Return every line of the data that contains the string "permutation".

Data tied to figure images
——

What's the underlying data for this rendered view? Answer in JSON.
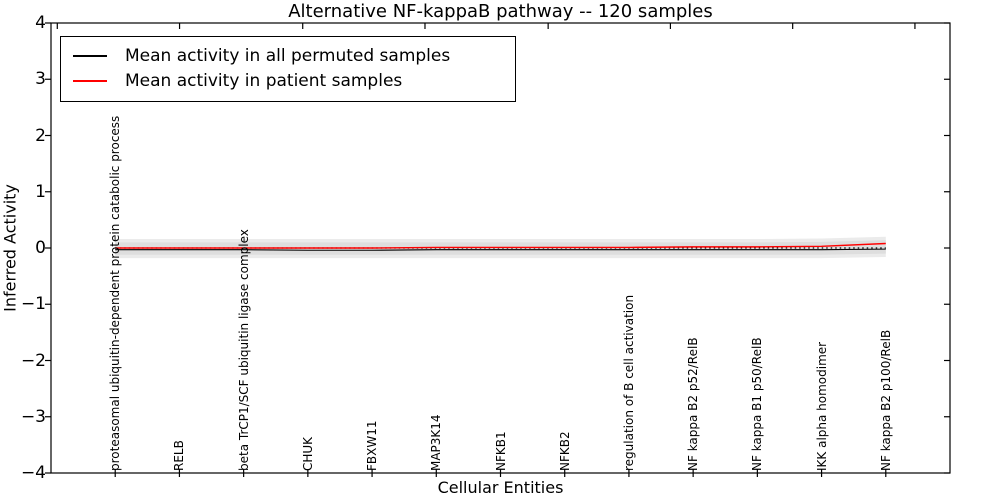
{
  "figure": {
    "background": "#ffffff"
  },
  "chart_data": {
    "type": "line",
    "title": "Alternative NF-kappaB pathway -- 120 samples",
    "xlabel": "Cellular Entities",
    "ylabel": "Inferred Activity",
    "ylim": [
      -4,
      4
    ],
    "xlim": [
      -1,
      13
    ],
    "grid": false,
    "ytick_values": [
      4,
      3,
      2,
      1,
      0,
      -1,
      -2,
      -3,
      -4
    ],
    "ytick_labels": [
      "4",
      "3",
      "2",
      "1",
      "0",
      "−1",
      "−2",
      "−3",
      "−4"
    ],
    "categories": [
      "proteasomal ubiquitin-dependent protein catabolic process",
      "RELB",
      "beta TrCP1/SCF ubiquitin ligase complex",
      "CHUK",
      "FBXW11",
      "MAP3K14",
      "NFKB1",
      "NFKB2",
      "regulation of B cell activation",
      "NF kappa B2 p52/RelB",
      "NF kappa B1 p50/RelB",
      "IKK alpha homodimer",
      "NF kappa B2 p100/RelB"
    ],
    "series": [
      {
        "name": "Mean activity in all permuted samples",
        "color": "#000000",
        "style": "solid",
        "values": [
          -0.03,
          -0.03,
          -0.03,
          -0.04,
          -0.04,
          -0.03,
          -0.03,
          -0.03,
          -0.03,
          -0.03,
          -0.03,
          -0.03,
          -0.02
        ]
      },
      {
        "name": "Mean activity in patient samples",
        "color": "#ff0000",
        "style": "solid",
        "values": [
          0.0,
          0.0,
          0.0,
          0.0,
          0.0,
          0.01,
          0.01,
          0.01,
          0.01,
          0.02,
          0.02,
          0.03,
          0.08
        ]
      }
    ],
    "zero_line": {
      "y": 0,
      "style": "dotted",
      "color": "#000000"
    },
    "bands": [
      {
        "name": "outer-permutation-band",
        "color": "#ebebeb",
        "upper": [
          0.16,
          0.16,
          0.16,
          0.16,
          0.16,
          0.16,
          0.16,
          0.16,
          0.16,
          0.16,
          0.16,
          0.17,
          0.2
        ],
        "lower": [
          -0.18,
          -0.18,
          -0.18,
          -0.18,
          -0.18,
          -0.18,
          -0.18,
          -0.18,
          -0.18,
          -0.18,
          -0.18,
          -0.18,
          -0.16
        ]
      },
      {
        "name": "inner-permutation-band",
        "color": "#dedede",
        "upper": [
          0.1,
          0.1,
          0.1,
          0.1,
          0.1,
          0.1,
          0.1,
          0.1,
          0.1,
          0.1,
          0.1,
          0.11,
          0.14
        ],
        "lower": [
          -0.12,
          -0.12,
          -0.12,
          -0.12,
          -0.12,
          -0.12,
          -0.12,
          -0.12,
          -0.12,
          -0.12,
          -0.12,
          -0.12,
          -0.1
        ]
      }
    ],
    "legend": {
      "position": "upper left",
      "entries": [
        "Mean activity in all permuted samples",
        "Mean activity in patient samples"
      ]
    }
  }
}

——

* [REPLY TO THE EXERCISE]:
        "name": "outer-permutation-band",
        "name": "inner-permutation-band",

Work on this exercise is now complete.